Type out the complete listing below word for word, without its pictures.

(Records from a collection of figures)
================================
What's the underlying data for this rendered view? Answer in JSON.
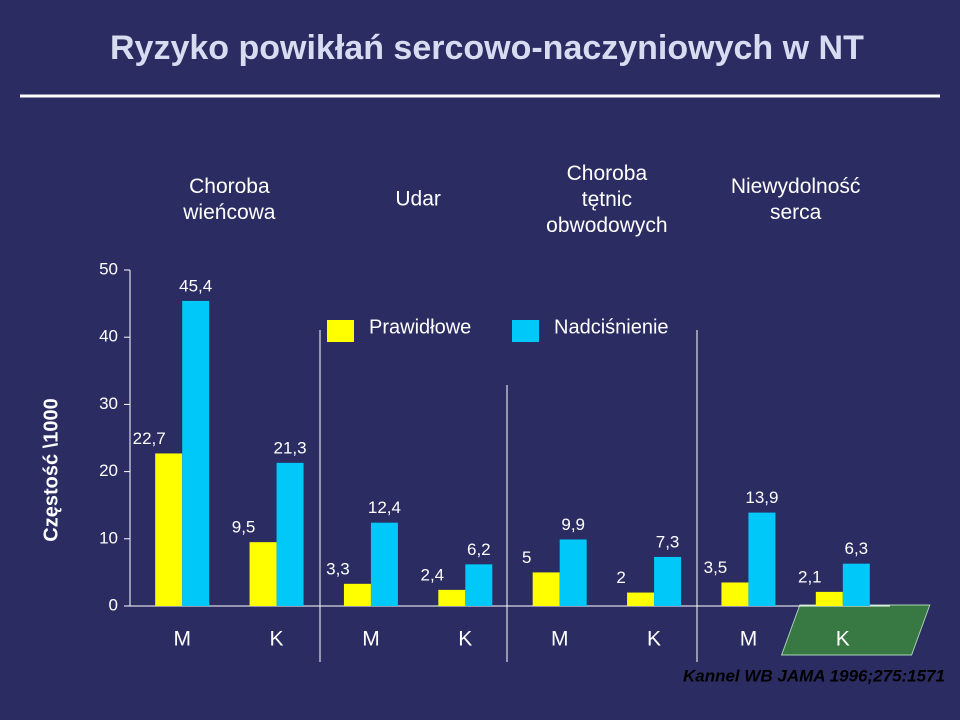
{
  "chart_data": {
    "type": "bar",
    "title": "Ryzyko powikłań sercowo-naczyniowych w NT",
    "ylabel": "Częstość \\1000",
    "groups": [
      "Choroba wieńcowa",
      "Udar",
      "Choroba tętnic obwodowych",
      "Niewydolność serca"
    ],
    "categories": [
      "M",
      "K",
      "M",
      "K",
      "M",
      "K",
      "M",
      "K"
    ],
    "series": [
      {
        "name": "Prawidłowe",
        "color": "#ffff00",
        "values": [
          22.7,
          9.5,
          3.3,
          2.4,
          5,
          2,
          3.5,
          2.1
        ],
        "value_labels": [
          "22,7",
          "9,5",
          "3,3",
          "2,4",
          "5",
          "2",
          "3,5",
          "2,1"
        ]
      },
      {
        "name": "Nadciśnienie",
        "color": "#00c8f8",
        "values": [
          45.4,
          21.3,
          12.4,
          6.2,
          9.9,
          7.3,
          13.9,
          6.3
        ],
        "value_labels": [
          "45,4",
          "21,3",
          "12,4",
          "6,2",
          "9,9",
          "7,3",
          "13,9",
          "6,3"
        ]
      }
    ],
    "ylim": [
      0,
      50
    ],
    "yticks": [
      0,
      10,
      20,
      30,
      40,
      50
    ],
    "source": "Kannel WB JAMA 1996;275:1571"
  }
}
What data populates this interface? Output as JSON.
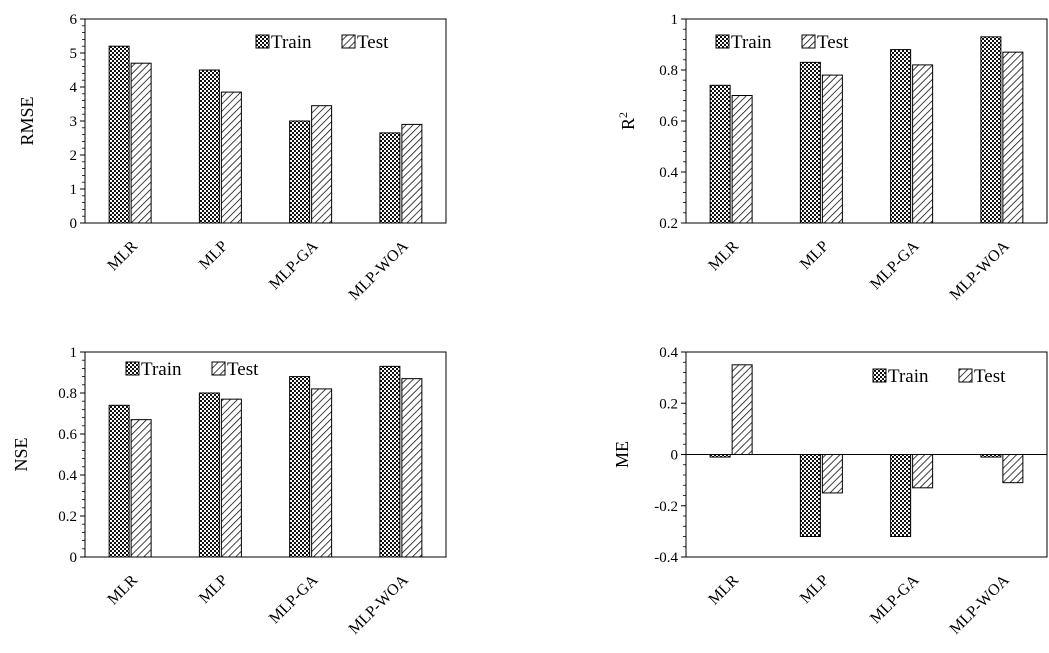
{
  "chart_data": [
    {
      "type": "bar",
      "ylabel": "RMSE",
      "categories": [
        "MLR",
        "MLP",
        "MLP-GA",
        "MLP-WOA"
      ],
      "series": [
        {
          "name": "Train",
          "values": [
            5.2,
            4.5,
            3.0,
            2.65
          ]
        },
        {
          "name": "Test",
          "values": [
            4.7,
            3.85,
            3.45,
            2.9
          ]
        }
      ],
      "ylim": [
        0,
        6
      ],
      "yticks": [
        "0",
        "1",
        "2",
        "3",
        "4",
        "5",
        "6"
      ],
      "legend_position": "top-right",
      "grid": false
    },
    {
      "type": "bar",
      "ylabel": "R2",
      "categories": [
        "MLR",
        "MLP",
        "MLP-GA",
        "MLP-WOA"
      ],
      "series": [
        {
          "name": "Train",
          "values": [
            0.74,
            0.83,
            0.88,
            0.93
          ]
        },
        {
          "name": "Test",
          "values": [
            0.7,
            0.78,
            0.82,
            0.87
          ]
        }
      ],
      "ylim": [
        0.2,
        1
      ],
      "yticks": [
        "0.2",
        "0.4",
        "0.6",
        "0.8",
        "1"
      ],
      "legend_position": "top-left",
      "grid": false
    },
    {
      "type": "bar",
      "ylabel": "NSE",
      "categories": [
        "MLR",
        "MLP",
        "MLP-GA",
        "MLP-WOA"
      ],
      "series": [
        {
          "name": "Train",
          "values": [
            0.74,
            0.8,
            0.88,
            0.93
          ]
        },
        {
          "name": "Test",
          "values": [
            0.67,
            0.77,
            0.82,
            0.87
          ]
        }
      ],
      "ylim": [
        0,
        1
      ],
      "yticks": [
        "0",
        "0.2",
        "0.4",
        "0.6",
        "0.8",
        "1"
      ],
      "legend_position": "top-left",
      "grid": false
    },
    {
      "type": "bar",
      "ylabel": "ME",
      "categories": [
        "MLR",
        "MLP",
        "MLP-GA",
        "MLP-WOA"
      ],
      "series": [
        {
          "name": "Train",
          "values": [
            -0.01,
            -0.32,
            -0.32,
            -0.01
          ]
        },
        {
          "name": "Test",
          "values": [
            0.35,
            -0.15,
            -0.13,
            -0.11
          ]
        }
      ],
      "ylim": [
        -0.4,
        0.4
      ],
      "yticks": [
        "-0.4",
        "-0.2",
        "0",
        "0.2",
        "0.4"
      ],
      "legend_position": "top-right",
      "grid": false
    }
  ]
}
================================
RESPONSE TO THE EXERCISE.
What's the underlying data for this rendered view? Answer in JSON.
{
  "chart_data": {
    "type": "bar",
    "title": "Ryzyko powikłań sercowo-naczyniowych w NT",
    "ylabel": "Częstość \\1000",
    "groups": [
      "Choroba wieńcowa",
      "Udar",
      "Choroba tętnic obwodowych",
      "Niewydolność serca"
    ],
    "categories": [
      "M",
      "K",
      "M",
      "K",
      "M",
      "K",
      "M",
      "K"
    ],
    "series": [
      {
        "name": "Prawidłowe",
        "color": "#ffff00",
        "values": [
          22.7,
          9.5,
          3.3,
          2.4,
          5,
          2,
          3.5,
          2.1
        ],
        "value_labels": [
          "22,7",
          "9,5",
          "3,3",
          "2,4",
          "5",
          "2",
          "3,5",
          "2,1"
        ]
      },
      {
        "name": "Nadciśnienie",
        "color": "#00c8f8",
        "values": [
          45.4,
          21.3,
          12.4,
          6.2,
          9.9,
          7.3,
          13.9,
          6.3
        ],
        "value_labels": [
          "45,4",
          "21,3",
          "12,4",
          "6,2",
          "9,9",
          "7,3",
          "13,9",
          "6,3"
        ]
      }
    ],
    "ylim": [
      0,
      50
    ],
    "yticks": [
      0,
      10,
      20,
      30,
      40,
      50
    ],
    "source": "Kannel WB JAMA 1996;275:1571"
  }
}
What data populates this interface? Output as JSON.
{
  "chart_data": [
    {
      "type": "bar",
      "ylabel": "RMSE",
      "categories": [
        "MLR",
        "MLP",
        "MLP-GA",
        "MLP-WOA"
      ],
      "series": [
        {
          "name": "Train",
          "values": [
            5.2,
            4.5,
            3.0,
            2.65
          ]
        },
        {
          "name": "Test",
          "values": [
            4.7,
            3.85,
            3.45,
            2.9
          ]
        }
      ],
      "ylim": [
        0,
        6
      ],
      "yticks": [
        "0",
        "1",
        "2",
        "3",
        "4",
        "5",
        "6"
      ],
      "legend_position": "top-right",
      "grid": false
    },
    {
      "type": "bar",
      "ylabel": "R2",
      "categories": [
        "MLR",
        "MLP",
        "MLP-GA",
        "MLP-WOA"
      ],
      "series": [
        {
          "name": "Train",
          "values": [
            0.74,
            0.83,
            0.88,
            0.93
          ]
        },
        {
          "name": "Test",
          "values": [
            0.7,
            0.78,
            0.82,
            0.87
          ]
        }
      ],
      "ylim": [
        0.2,
        1
      ],
      "yticks": [
        "0.2",
        "0.4",
        "0.6",
        "0.8",
        "1"
      ],
      "legend_position": "top-left",
      "grid": false
    },
    {
      "type": "bar",
      "ylabel": "NSE",
      "categories": [
        "MLR",
        "MLP",
        "MLP-GA",
        "MLP-WOA"
      ],
      "series": [
        {
          "name": "Train",
          "values": [
            0.74,
            0.8,
            0.88,
            0.93
          ]
        },
        {
          "name": "Test",
          "values": [
            0.67,
            0.77,
            0.82,
            0.87
          ]
        }
      ],
      "ylim": [
        0,
        1
      ],
      "yticks": [
        "0",
        "0.2",
        "0.4",
        "0.6",
        "0.8",
        "1"
      ],
      "legend_position": "top-left",
      "grid": false
    },
    {
      "type": "bar",
      "ylabel": "ME",
      "categories": [
        "MLR",
        "MLP",
        "MLP-GA",
        "MLP-WOA"
      ],
      "series": [
        {
          "name": "Train",
          "values": [
            -0.01,
            -0.32,
            -0.32,
            -0.01
          ]
        },
        {
          "name": "Test",
          "values": [
            0.35,
            -0.15,
            -0.13,
            -0.11
          ]
        }
      ],
      "ylim": [
        -0.4,
        0.4
      ],
      "yticks": [
        "-0.4",
        "-0.2",
        "0",
        "0.2",
        "0.4"
      ],
      "legend_position": "top-right",
      "grid": false
    }
  ]
}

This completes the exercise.